练习题目: 下方关于 Split Array Largest Sum 的文档片段中,按值二分解法的左边界和右边界分别取什么值?

文档片段:
○ ○ ○
410. Split Array Largest Sum
有两种解法:
- 按值二分: 左边界是array里的最大值,右边界是array的sum。按照贪心来做,a. 把array 从左边切割,b.尽量使得两刀之间的值靠近mid,但是小于mid,c. 最后会出现两种情况,一是可以把array切成超过m个subarray,说明mid太小了,否则说明mid太大了。
- DP:dp[s][j] 表示把 n[j]...n[L-1] 分成s份能获得的最小和,dp[s+1][i] = min{ max(dp[s][j], n[i]+...+n[j-1]) }, i+1 <= j <= L-s 从i到最后能分成s+1份的最小值就等于,j到最后能分成s份的最小值 和 i到j-1的和这两个值中比较大的值,再取最小,类似minmax,DP的写法可以用memory search感觉写起来要清爽一些。
DP的解法
class Solution(object):
def splitArray(self, nums, m):
"""
:type nums: List[int]
:type m: int
:rtype: int
"""
sums = [0]*len(nums)
○ ○ ○
所给材料:
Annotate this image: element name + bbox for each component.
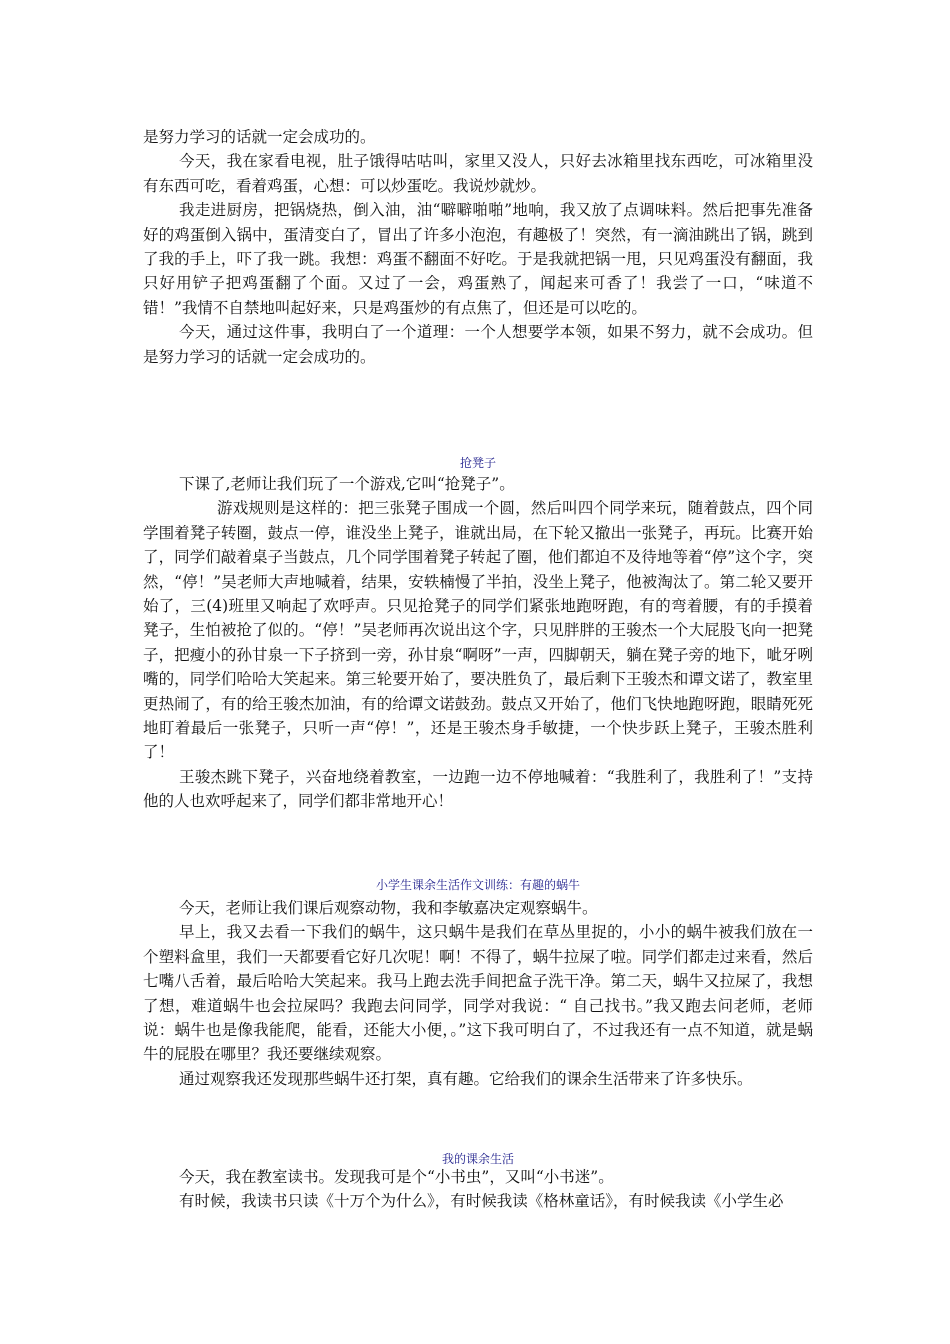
paragraph: 王骏杰跳下凳子，兴奋地绕着教室，一边跑一边不停地喊着：“我胜利了，我胜利了！”支持他的人也欢呼起来了，同学们都非常地开心！	[143, 767, 813, 811]
paragraph: 通过观察我还发现那些蜗牛还打架，真有趣。它给我们的课余生活带来了许多快乐。	[179, 1069, 753, 1088]
essay-title: 小学生课余生活作文训练：有趣的蜗牛	[375, 878, 580, 892]
paragraph: 早上，我又去看一下我们的蜗牛，这只蜗牛是我们在草丛里捉的，小小的蜗牛被我们放在一个塑料盒里，我们一天都要看它好几次呢！啊！不得了，蜗牛拉屎了啦。同学们都走过来看，然后七嘴八舌着，最后哈哈大笑起来。我马上跑去洗手间把盒子洗干净。第二天，蜗牛又拉屎了，我想了想，难道蜗牛也会拉屎吗？我跑去问同学，同学对我说：“ 自己找书。”我又跑去问老师，老师说：蜗牛也是像我能爬，能看，还能大小便，。”这下我可明白了，不过我还有一点不知道，就是蜗牛的屁股在哪里？我还要继续观察。	[143, 923, 813, 1064]
essay-title: 我的课余生活	[441, 1152, 514, 1166]
paragraph: 今天，我在家看电视，肚子饿得咕咕叫，家里又没人，只好去冰箱里找东西吃，可冰箱里没有东西可吃，看着鸡蛋，心想：可以炒蛋吃。我说炒就炒。	[143, 152, 813, 195]
essay-title: 抢凳子	[459, 456, 496, 470]
paragraph: 今天，老师让我们课后观察动物，我和李敏嘉决定观察蜗牛。	[179, 899, 598, 917]
essay-after-school	[143, 1165, 813, 1214]
paragraph: 是努力学习的话就一定会成功的。	[143, 128, 376, 146]
essay-snail	[143, 896, 813, 1091]
paragraph: 下课了,老师让我们玩了一个游戏,它叫“抢凳子”。	[179, 475, 515, 493]
paragraph: 有时候，我读书只读《十万个为什么》，有时候我读《格林童话》，有时候我读《小学生必	[179, 1192, 784, 1211]
paragraph: 今天，我在教室读书。发现我可是个“小书虫”，又叫“小书迷”。	[179, 1168, 614, 1186]
paragraph: 游戏规则是这样的：把三张凳子围成一个圆，然后叫四个同学来玩，随着鼓点，四个同学围着凳子转圈，鼓点一停，谁没坐上凳子，谁就出局，在下轮又撤出一张凳子，再玩。比赛开始了，同学们敲着桌子当鼓点，几个同学围着凳子转起了圈，他们都迫不及待地等着“停”这个字，突然，“停！”吴老师大声地喊着，结果，安轶楠慢了半拍，没坐上凳子，他被淘汰了。第二轮又要开始了，三(4)班里又响起了欢呼声。只见抢凳子的同学们紧张地跑呀跑，有的弯着腰，有的手摸着凳子，生怕被抢了似的。“停！”吴老师再次说出这个字，只见胖胖的王骏杰一个大屁股飞向一把凳子，把瘦小的孙甘泉一下子挤到一旁，孙甘泉“啊呀”一声，四脚朝天，躺在凳子旁的地下，呲牙咧嘴的，同学们哈哈大笑起来。第三轮要开始了，要决胜负了，最后剩下王骏杰和谭文诺了，教室里更热闹了，有的给王骏杰加油，有的给谭文诺鼓劲。鼓点又开始了，他们飞快地跑呀跑，眼睛死死地盯着最后一张凳子，只听一声“停！”，还是王骏杰身手敏捷，一个快步跃上凳子，王骏杰胜利了！	[143, 499, 813, 762]
paragraph: 今天，通过这件事，我明白了一个道理：一个人想要学本领，如果不努力，就不会成功。但是努力学习的话就一定会成功的。	[143, 323, 813, 366]
paragraph: 我走进厨房，把锅烧热，倒入油，油“噼噼啪啪”地响，我又放了点调味料。然后把事先准备好的鸡蛋倒入锅中，蛋清变白了，冒出了许多小泡泡，有趣极了！突然，有一滴油跳出了锅，跳到了我的手上，吓了我一跳。我想：鸡蛋不翻面不好吃。于是我就把锅一甩，只见鸡蛋没有翻面，我只好用铲子把鸡蛋翻了个面。又过了一会，鸡蛋熟了，闻起来可香了！我尝了一口，“味道不错！”我情不自禁地叫起好来，只是鸡蛋炒的有点焦了，但还是可以吃的。	[143, 201, 813, 317]
essay-fried-egg	[143, 125, 813, 369]
essay-grab-stool	[143, 472, 813, 814]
○ ○ ○
任务解答: 左边界是数组里的最大值,右边界是数组所有元素的和。